(Recorded data)

****

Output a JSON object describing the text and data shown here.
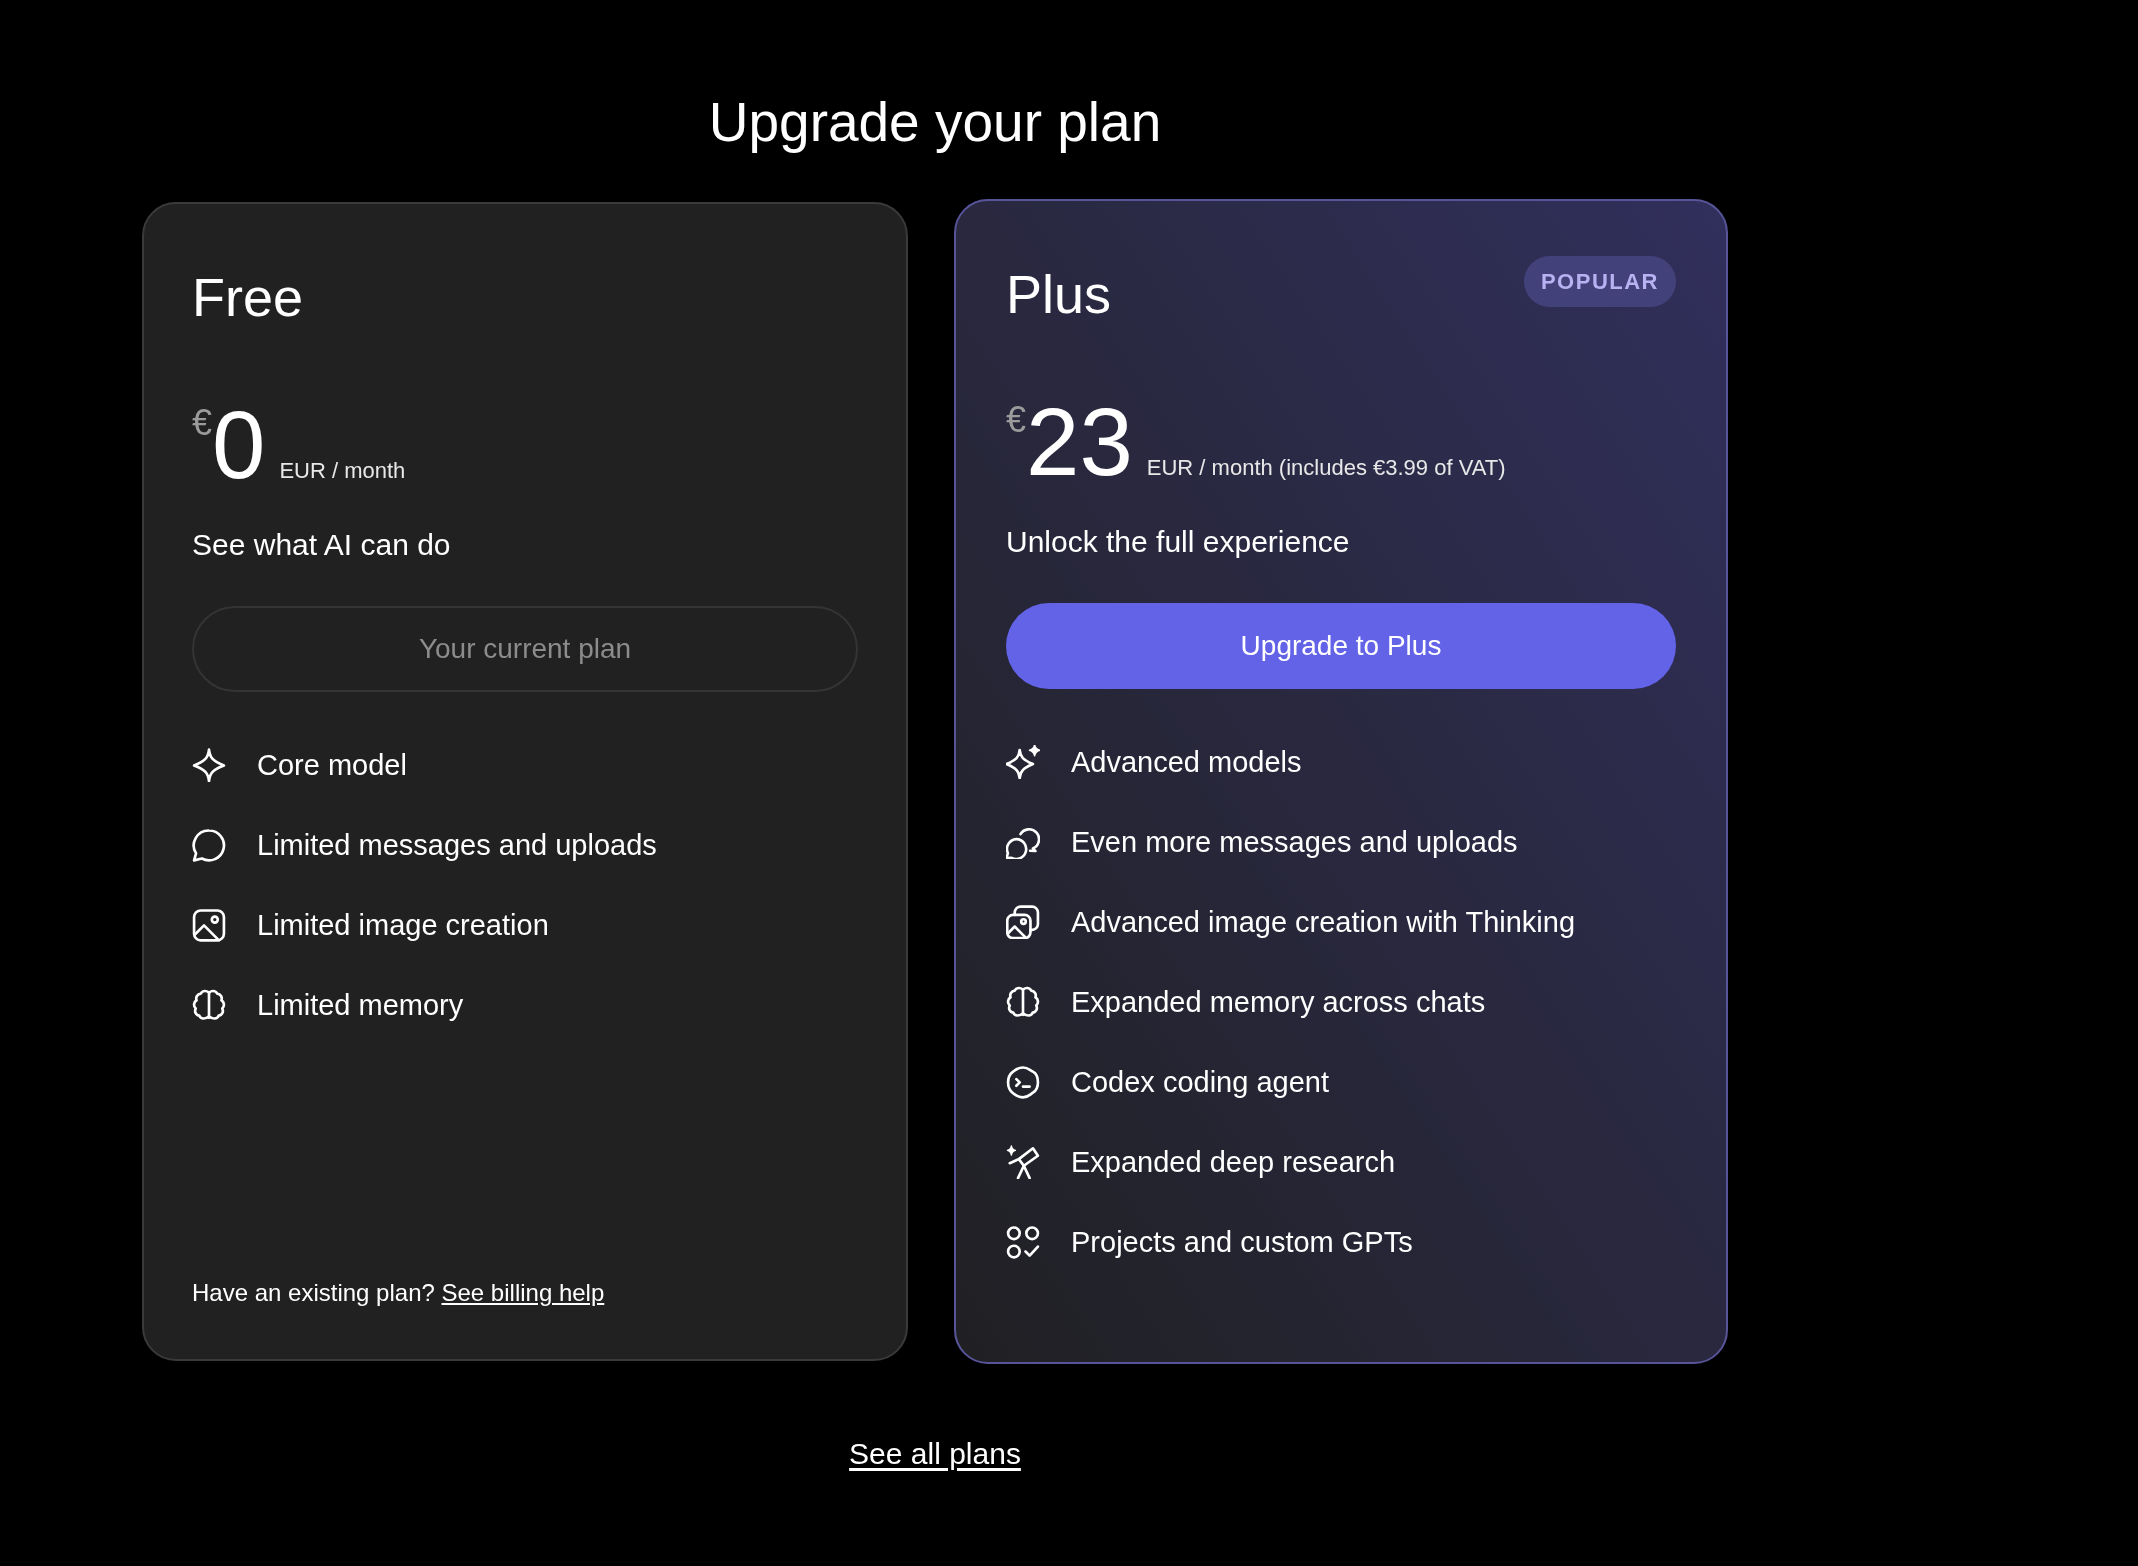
{
  "title": "Upgrade your plan",
  "plans": [
    {
      "name": "Free",
      "highlighted": false,
      "currency": "€",
      "price": "0",
      "period": "EUR / month",
      "tagline": "See what AI can do",
      "button": {
        "label": "Your current plan",
        "disabled": true
      },
      "features": [
        {
          "kind": "model",
          "text": "Core model"
        },
        {
          "kind": "messages",
          "text": "Limited messages and uploads"
        },
        {
          "kind": "images",
          "text": "Limited image creation"
        },
        {
          "kind": "memory",
          "text": "Limited memory"
        }
      ],
      "footer": {
        "text": "Have an existing plan?",
        "link": "See billing help"
      }
    },
    {
      "name": "Plus",
      "highlighted": true,
      "badge": "POPULAR",
      "currency": "€",
      "price": "23",
      "period": "EUR / month (includes €3.99 of VAT)",
      "tagline": "Unlock the full experience",
      "button": {
        "label": "Upgrade to Plus",
        "disabled": false
      },
      "features": [
        {
          "kind": "model",
          "text": "Advanced models"
        },
        {
          "kind": "messages",
          "text": "Even more messages and uploads"
        },
        {
          "kind": "images",
          "text": "Advanced image creation with Thinking"
        },
        {
          "kind": "memory",
          "text": "Expanded memory across chats"
        },
        {
          "kind": "coding",
          "text": "Codex coding agent"
        },
        {
          "kind": "research",
          "text": "Expanded deep research"
        },
        {
          "kind": "projects",
          "text": "Projects and custom GPTs"
        }
      ]
    }
  ],
  "see_all_link": "See all plans"
}
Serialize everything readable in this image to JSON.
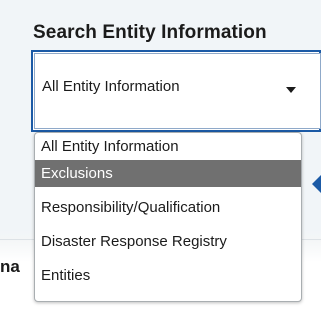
{
  "form": {
    "title": "Search Entity Information",
    "select": {
      "selected_value": "All Entity Information"
    }
  },
  "dropdown": {
    "options": [
      {
        "label": "All Entity Information",
        "highlighted": false
      },
      {
        "label": "Exclusions",
        "highlighted": true
      },
      {
        "label": "Responsibility/Qualification",
        "highlighted": false
      },
      {
        "label": "Disaster Response Registry",
        "highlighted": false
      },
      {
        "label": "Entities",
        "highlighted": false
      }
    ]
  },
  "background": {
    "partial_heading": "na"
  },
  "icons": {
    "caret": "chevron-down-icon",
    "pointer": "arrow-left-icon"
  },
  "colors": {
    "accent": "#1b5aa6",
    "highlight": "#707070",
    "text": "#1b1b1b"
  }
}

****

Wherever the string "tagline" appears in the entries above, list that line.

The answer:
      "tagline": "See what AI can do",
      "tagline": "Unlock the full experience",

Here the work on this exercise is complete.